:: Provided passage ::
The Bhutan National Bank wants to contribute or give back to the community. They are calling on  Bhutanese individuals and organisations for proposals to fund activities in waste and environment management and controlling drugs and substance abuse.

The  bank recently revamped its systems to provide advanced banking solutions, launched a new logo and started other initiatives to improve services. BNB as one of the earliest banks or the first commercial bank is rich. There is a rush for their shares, which we can surmise is the most traded if not sought after.

What is appreciated is the bank’s corporate social responsibility (CSR). The bank also recently announced scholarships for students. It is quite rare for rich businesses in the country to pump back money for general good. Quite often, the profits are ploughed back to expand businesses after paying the shareholders and employees.

After decades of development, policies and wise leadership to help businesses and companies grow, some of them have progressed so much that they could help the government through their corporate social responsibilities. It is not mandatory unlike those of the poorer state owned enterprises. But if there is the financial might, there are the needs.

Not to say that all our rich businesses are stingy, but there are pressing issues that contributions could help.  Issues like waste management, development or upkeep of public infrastructure – parks and playgrounds, roads or sidewalks would benefit the public, the thromdes and even the government when budget is the main excuse for not developing these facilities.
:::
:: Entries provided ::
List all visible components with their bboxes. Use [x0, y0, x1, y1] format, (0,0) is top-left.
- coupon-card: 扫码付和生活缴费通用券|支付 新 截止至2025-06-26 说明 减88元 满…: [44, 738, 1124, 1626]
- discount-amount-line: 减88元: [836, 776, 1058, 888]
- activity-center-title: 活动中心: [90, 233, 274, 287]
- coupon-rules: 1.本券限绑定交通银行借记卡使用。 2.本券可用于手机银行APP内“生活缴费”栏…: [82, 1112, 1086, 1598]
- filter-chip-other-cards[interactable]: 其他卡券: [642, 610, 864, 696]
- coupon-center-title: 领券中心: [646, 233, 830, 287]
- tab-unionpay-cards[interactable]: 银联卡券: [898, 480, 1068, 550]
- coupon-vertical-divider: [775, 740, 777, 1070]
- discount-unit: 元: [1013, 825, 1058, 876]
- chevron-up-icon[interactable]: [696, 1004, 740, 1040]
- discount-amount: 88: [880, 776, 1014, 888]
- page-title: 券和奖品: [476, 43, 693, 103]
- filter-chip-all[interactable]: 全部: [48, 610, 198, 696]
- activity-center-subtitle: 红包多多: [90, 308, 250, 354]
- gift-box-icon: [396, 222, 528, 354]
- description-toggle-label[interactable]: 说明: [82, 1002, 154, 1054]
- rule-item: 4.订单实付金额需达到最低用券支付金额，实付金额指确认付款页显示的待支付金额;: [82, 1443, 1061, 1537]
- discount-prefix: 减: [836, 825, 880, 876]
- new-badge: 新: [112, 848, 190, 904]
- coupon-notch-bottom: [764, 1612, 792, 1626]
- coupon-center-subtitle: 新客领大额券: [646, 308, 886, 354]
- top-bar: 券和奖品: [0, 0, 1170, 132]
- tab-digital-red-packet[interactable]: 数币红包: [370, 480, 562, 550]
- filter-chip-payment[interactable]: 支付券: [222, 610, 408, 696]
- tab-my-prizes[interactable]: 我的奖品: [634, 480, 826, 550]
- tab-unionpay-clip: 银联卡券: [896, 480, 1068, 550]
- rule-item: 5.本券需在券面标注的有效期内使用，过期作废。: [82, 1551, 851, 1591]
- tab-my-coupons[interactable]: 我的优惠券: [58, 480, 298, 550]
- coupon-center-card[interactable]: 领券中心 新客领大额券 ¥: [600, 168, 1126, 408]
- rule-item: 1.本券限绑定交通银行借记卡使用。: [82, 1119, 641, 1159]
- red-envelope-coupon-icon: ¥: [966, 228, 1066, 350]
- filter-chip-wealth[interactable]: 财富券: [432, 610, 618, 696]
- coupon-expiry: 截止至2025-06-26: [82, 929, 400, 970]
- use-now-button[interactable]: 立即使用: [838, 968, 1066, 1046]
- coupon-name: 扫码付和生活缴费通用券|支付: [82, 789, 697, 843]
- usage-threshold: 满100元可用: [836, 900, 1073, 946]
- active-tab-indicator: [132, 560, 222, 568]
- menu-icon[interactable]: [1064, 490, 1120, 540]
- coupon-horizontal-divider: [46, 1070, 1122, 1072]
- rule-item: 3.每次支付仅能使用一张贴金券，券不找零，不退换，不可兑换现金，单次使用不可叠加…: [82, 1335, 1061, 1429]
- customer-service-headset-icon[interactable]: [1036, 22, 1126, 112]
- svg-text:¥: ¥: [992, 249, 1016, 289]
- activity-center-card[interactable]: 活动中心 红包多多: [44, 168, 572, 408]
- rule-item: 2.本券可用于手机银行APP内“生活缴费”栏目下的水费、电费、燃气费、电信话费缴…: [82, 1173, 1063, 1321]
:::
Continue the passage about the Bhutan National Bank's corporate social responsibility, picking up after its last sentence.

There had been instances of companies taking up projects through the CSR. Not long ago, The Tashi Group redeveloped a good portion of the Phuentsholing town when they took up beautification and landscaping of the town. Other big businesses like Zimdra and Zhiwaling had been supporting activities including promotion of sports in the country.

Bhutanese businesses, however, could do more. There are many with ideas but without resources or access to it. Bhutanese do not hesitate to give, but like a head of a civil society organization said, it is difficult to raise funds in Bhutan, no matter how brilliant or noble the cause is, unless it is related to religious activities.

There is no denying about it. Religious groups or activities often receive more than they require. There are instances of organisers stopping people from contributing. Bhutanese also donate without hesitation to help the sick needing huge amounts for referral outside the country.

The BNB choosing waste management and drug abuse is exemplary. The two themes  are  big problems in the country needing our own interventions. The hope, among those aware of the announcements, is that this will be an example for others to follow.  There must have been others who are contributing or have contributed from sponsoring singing shows to football or archery competitions and environment. But Bhutanese can do more.

We need not wait for a pandemic or a special occasion to contribute. There are a lot of areas and many important issues that can be made possible through CSRs or social mandates.